PROVIDED DATA:
** begin **

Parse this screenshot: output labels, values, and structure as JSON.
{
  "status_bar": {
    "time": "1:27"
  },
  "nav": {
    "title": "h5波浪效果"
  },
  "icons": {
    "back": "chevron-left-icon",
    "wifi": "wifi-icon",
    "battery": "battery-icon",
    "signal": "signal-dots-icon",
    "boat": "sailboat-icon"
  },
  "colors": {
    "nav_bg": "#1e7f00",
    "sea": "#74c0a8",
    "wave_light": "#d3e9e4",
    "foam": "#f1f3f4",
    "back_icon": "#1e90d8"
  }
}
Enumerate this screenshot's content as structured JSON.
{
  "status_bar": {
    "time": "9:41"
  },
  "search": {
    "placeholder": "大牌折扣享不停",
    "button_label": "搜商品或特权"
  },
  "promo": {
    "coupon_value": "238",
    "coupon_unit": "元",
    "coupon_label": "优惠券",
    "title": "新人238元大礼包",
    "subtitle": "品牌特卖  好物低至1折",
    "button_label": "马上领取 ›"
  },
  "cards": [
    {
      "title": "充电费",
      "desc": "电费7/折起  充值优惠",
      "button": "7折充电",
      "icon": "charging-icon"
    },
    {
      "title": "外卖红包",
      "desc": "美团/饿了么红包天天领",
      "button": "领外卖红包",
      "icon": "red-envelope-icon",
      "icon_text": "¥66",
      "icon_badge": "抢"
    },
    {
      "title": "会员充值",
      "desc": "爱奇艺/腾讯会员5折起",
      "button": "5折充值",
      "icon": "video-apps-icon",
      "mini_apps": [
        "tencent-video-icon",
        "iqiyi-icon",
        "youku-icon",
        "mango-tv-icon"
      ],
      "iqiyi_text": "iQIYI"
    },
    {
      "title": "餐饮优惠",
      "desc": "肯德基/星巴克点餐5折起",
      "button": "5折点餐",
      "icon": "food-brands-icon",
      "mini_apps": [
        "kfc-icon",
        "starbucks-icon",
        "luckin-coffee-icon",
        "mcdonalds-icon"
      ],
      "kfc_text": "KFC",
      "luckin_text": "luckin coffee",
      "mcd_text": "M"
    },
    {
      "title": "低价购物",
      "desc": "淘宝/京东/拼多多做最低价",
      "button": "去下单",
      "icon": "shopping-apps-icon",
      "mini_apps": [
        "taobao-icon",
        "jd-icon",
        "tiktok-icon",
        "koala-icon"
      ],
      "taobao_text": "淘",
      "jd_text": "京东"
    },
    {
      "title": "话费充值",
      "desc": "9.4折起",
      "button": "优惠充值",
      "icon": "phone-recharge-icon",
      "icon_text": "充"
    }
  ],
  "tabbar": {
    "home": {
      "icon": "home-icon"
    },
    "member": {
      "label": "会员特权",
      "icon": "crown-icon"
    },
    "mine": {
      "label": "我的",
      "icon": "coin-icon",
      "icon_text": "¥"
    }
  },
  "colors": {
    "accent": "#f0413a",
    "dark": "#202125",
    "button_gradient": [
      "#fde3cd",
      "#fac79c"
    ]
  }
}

** end **

WHAT YOU ARE ASKED TO DO: Starting at the line that contains "Enumerate this screenshot's", print every line through the end of the listing, word for word. Leave out all the rest.

FULL ANSWER:
Enumerate this screenshot's content as structured JSON.
{
  "status_bar": {
    "time": "9:41"
  },
  "search": {
    "placeholder": "大牌折扣享不停",
    "button_label": "搜商品或特权"
  },
  "promo": {
    "coupon_value": "238",
    "coupon_unit": "元",
    "coupon_label": "优惠券",
    "title": "新人238元大礼包",
    "subtitle": "品牌特卖  好物低至1折",
    "button_label": "马上领取 ›"
  },
  "cards": [
    {
      "title": "充电费",
      "desc": "电费7/折起  充值优惠",
      "button": "7折充电",
      "icon": "charging-icon"
    },
    {
      "title": "外卖红包",
      "desc": "美团/饿了么红包天天领",
      "button": "领外卖红包",
      "icon": "red-envelope-icon",
      "icon_text": "¥66",
      "icon_badge": "抢"
    },
    {
      "title": "会员充值",
      "desc": "爱奇艺/腾讯会员5折起",
      "button": "5折充值",
      "icon": "video-apps-icon",
      "mini_apps": [
        "tencent-video-icon",
        "iqiyi-icon",
        "youku-icon",
        "mango-tv-icon"
      ],
      "iqiyi_text": "iQIYI"
    },
    {
      "title": "餐饮优惠",
      "desc": "肯德基/星巴克点餐5折起",
      "button": "5折点餐",
      "icon": "food-brands-icon",
      "mini_apps": [
        "kfc-icon",
        "starbucks-icon",
        "luckin-coffee-icon",
        "mcdonalds-icon"
      ],
      "kfc_text": "KFC",
      "luckin_text": "luckin coffee",
      "mcd_text": "M"
    },
    {
      "title": "低价购物",
      "desc": "淘宝/京东/拼多多做最低价",
      "button": "去下单",
      "icon": "shopping-apps-icon",
      "mini_apps": [
        "taobao-icon",
        "jd-icon",
        "tiktok-icon",
        "koala-icon"
      ],
      "taobao_text": "淘",
      "jd_text": "京东"
    },
    {
      "title": "话费充值",
      "desc": "9.4折起",
      "button": "优惠充值",
      "icon": "phone-recharge-icon",
      "icon_text": "充"
    }
  ],
  "tabbar": {
    "home": {
      "icon": "home-icon"
    },
    "member": {
      "label": "会员特权",
      "icon": "crown-icon"
    },
    "mine": {
      "label": "我的",
      "icon": "coin-icon",
      "icon_text": "¥"
    }
  },
  "colors": {
    "accent": "#f0413a",
    "dark": "#202125",
    "button_gradient": [
      "#fde3cd",
      "#fac79c"
    ]
  }
}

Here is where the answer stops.